*TASK TO CARRY OUT:* Could you write out every entry exactly as it stands?
=== SUPPLIED MATERIAL ===
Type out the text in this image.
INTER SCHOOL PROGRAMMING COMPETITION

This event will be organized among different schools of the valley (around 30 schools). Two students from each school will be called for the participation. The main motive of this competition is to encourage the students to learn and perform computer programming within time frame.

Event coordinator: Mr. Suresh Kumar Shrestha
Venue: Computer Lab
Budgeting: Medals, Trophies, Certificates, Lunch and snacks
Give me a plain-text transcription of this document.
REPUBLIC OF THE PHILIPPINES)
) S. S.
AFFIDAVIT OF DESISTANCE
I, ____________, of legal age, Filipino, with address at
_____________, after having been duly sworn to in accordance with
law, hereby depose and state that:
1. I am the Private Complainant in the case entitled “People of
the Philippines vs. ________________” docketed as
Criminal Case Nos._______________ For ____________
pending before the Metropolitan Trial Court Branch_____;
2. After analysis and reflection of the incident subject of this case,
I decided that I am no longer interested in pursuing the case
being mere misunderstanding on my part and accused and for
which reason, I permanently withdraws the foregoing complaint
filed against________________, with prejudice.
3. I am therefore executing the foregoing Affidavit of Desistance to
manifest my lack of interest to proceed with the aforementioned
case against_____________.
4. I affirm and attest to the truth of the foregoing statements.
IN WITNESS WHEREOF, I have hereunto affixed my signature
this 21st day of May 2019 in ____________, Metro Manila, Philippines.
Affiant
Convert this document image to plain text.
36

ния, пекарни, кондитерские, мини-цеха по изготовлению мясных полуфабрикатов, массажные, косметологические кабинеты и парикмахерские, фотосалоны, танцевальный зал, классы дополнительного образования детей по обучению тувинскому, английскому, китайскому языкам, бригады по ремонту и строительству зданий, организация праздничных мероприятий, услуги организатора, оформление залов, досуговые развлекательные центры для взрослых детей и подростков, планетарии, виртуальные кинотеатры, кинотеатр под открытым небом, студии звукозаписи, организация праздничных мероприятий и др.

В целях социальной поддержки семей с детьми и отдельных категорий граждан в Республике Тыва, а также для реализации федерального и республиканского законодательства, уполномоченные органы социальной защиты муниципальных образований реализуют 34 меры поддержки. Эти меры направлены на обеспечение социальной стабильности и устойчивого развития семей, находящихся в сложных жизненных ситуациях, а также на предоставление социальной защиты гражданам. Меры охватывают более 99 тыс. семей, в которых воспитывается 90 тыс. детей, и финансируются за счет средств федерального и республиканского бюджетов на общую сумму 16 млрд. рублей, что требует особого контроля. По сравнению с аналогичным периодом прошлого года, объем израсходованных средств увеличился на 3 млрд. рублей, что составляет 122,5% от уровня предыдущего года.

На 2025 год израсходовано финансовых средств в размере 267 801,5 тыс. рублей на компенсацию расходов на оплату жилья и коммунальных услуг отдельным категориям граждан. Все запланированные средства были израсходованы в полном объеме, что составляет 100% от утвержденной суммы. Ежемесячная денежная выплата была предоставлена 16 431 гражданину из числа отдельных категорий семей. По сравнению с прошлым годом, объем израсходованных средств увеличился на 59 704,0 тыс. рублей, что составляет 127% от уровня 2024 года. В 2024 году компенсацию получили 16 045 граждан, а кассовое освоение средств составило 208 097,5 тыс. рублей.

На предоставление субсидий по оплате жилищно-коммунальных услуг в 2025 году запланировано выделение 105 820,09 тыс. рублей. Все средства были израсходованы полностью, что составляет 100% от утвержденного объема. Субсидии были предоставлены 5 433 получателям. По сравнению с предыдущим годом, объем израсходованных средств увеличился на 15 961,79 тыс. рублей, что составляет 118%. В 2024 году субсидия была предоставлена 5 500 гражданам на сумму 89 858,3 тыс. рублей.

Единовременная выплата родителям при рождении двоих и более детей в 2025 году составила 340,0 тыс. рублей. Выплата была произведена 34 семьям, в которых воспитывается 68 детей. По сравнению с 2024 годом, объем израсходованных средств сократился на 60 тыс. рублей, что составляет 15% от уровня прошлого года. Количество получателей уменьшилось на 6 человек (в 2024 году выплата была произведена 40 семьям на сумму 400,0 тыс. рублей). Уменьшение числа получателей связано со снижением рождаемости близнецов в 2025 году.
===
*THE ANSWER:*
Type out the text in this image.
INTER SCHOOL PROGRAMMING COMPETITION

This event will be organized among different schools of the valley (around 30 schools). Two students from each school will be called for the participation. The main motive of this competition is to encourage the students to learn and perform computer programming within time frame.

Event coordinator: Mr. Suresh Kumar Shrestha
Venue: Computer Lab
Budgeting: Medals, Trophies, Certificates, Lunch and snacks
Give me a plain-text transcription of this document.
REPUBLIC OF THE PHILIPPINES)
) S. S.
AFFIDAVIT OF DESISTANCE
I, ____________, of legal age, Filipino, with address at
_____________, after having been duly sworn to in accordance with
law, hereby depose and state that:
1. I am the Private Complainant in the case entitled “People of
the Philippines vs. ________________” docketed as
Criminal Case Nos._______________ For ____________
pending before the Metropolitan Trial Court Branch_____;
2. After analysis and reflection of the incident subject of this case,
I decided that I am no longer interested in pursuing the case
being mere misunderstanding on my part and accused and for
which reason, I permanently withdraws the foregoing complaint
filed against________________, with prejudice.
3. I am therefore executing the foregoing Affidavit of Desistance to
manifest my lack of interest to proceed with the aforementioned
case against_____________.
4. I affirm and attest to the truth of the foregoing statements.
IN WITNESS WHEREOF, I have hereunto affixed my signature
this 21st day of May 2019 in ____________, Metro Manila, Philippines.
Affiant
Convert this document image to plain text.
36

ния, пекарни, кондитерские, мини-цеха по изготовлению мясных полуфабрикатов, массажные, косметологические кабинеты и парикмахерские, фотосалоны, танцевальный зал, классы дополнительного образования детей по обучению тувинскому, английскому, китайскому языкам, бригады по ремонту и строительству зданий, организация праздничных мероприятий, услуги организатора, оформление залов, досуговые развлекательные центры для взрослых детей и подростков, планетарии, виртуальные кинотеатры, кинотеатр под открытым небом, студии звукозаписи, организация праздничных мероприятий и др.

В целях социальной поддержки семей с детьми и отдельных категорий граждан в Республике Тыва, а также для реализации федерального и республиканского законодательства, уполномоченные органы социальной защиты муниципальных образований реализуют 34 меры поддержки. Эти меры направлены на обеспечение социальной стабильности и устойчивого развития семей, находящихся в сложных жизненных ситуациях, а также на предоставление социальной защиты гражданам. Меры охватывают более 99 тыс. семей, в которых воспитывается 90 тыс. детей, и финансируются за счет средств федерального и республиканского бюджетов на общую сумму 16 млрд. рублей, что требует особого контроля. По сравнению с аналогичным периодом прошлого года, объем израсходованных средств увеличился на 3 млрд. рублей, что составляет 122,5% от уровня предыдущего года.

На 2025 год израсходовано финансовых средств в размере 267 801,5 тыс. рублей на компенсацию расходов на оплату жилья и коммунальных услуг отдельным категориям граждан. Все запланированные средства были израсходованы в полном объеме, что составляет 100% от утвержденной суммы. Ежемесячная денежная выплата была предоставлена 16 431 гражданину из числа отдельных категорий семей. По сравнению с прошлым годом, объем израсходованных средств увеличился на 59 704,0 тыс. рублей, что составляет 127% от уровня 2024 года. В 2024 году компенсацию получили 16 045 граждан, а кассовое освоение средств составило 208 097,5 тыс. рублей.

На предоставление субсидий по оплате жилищно-коммунальных услуг в 2025 году запланировано выделение 105 820,09 тыс. рублей. Все средства были израсходованы полностью, что составляет 100% от утвержденного объема. Субсидии были предоставлены 5 433 получателям. По сравнению с предыдущим годом, объем израсходованных средств увеличился на 15 961,79 тыс. рублей, что составляет 118%. В 2024 году субсидия была предоставлена 5 500 гражданам на сумму 89 858,3 тыс. рублей.

Единовременная выплата родителям при рождении двоих и более детей в 2025 году составила 340,0 тыс. рублей. Выплата была произведена 34 семьям, в которых воспитывается 68 детей. По сравнению с 2024 годом, объем израсходованных средств сократился на 60 тыс. рублей, что составляет 15% от уровня прошлого года. Количество получателей уменьшилось на 6 человек (в 2024 году выплата была произведена 40 семьям на сумму 400,0 тыс. рублей). Уменьшение числа получателей связано со снижением рождаемости близнецов в 2025 году.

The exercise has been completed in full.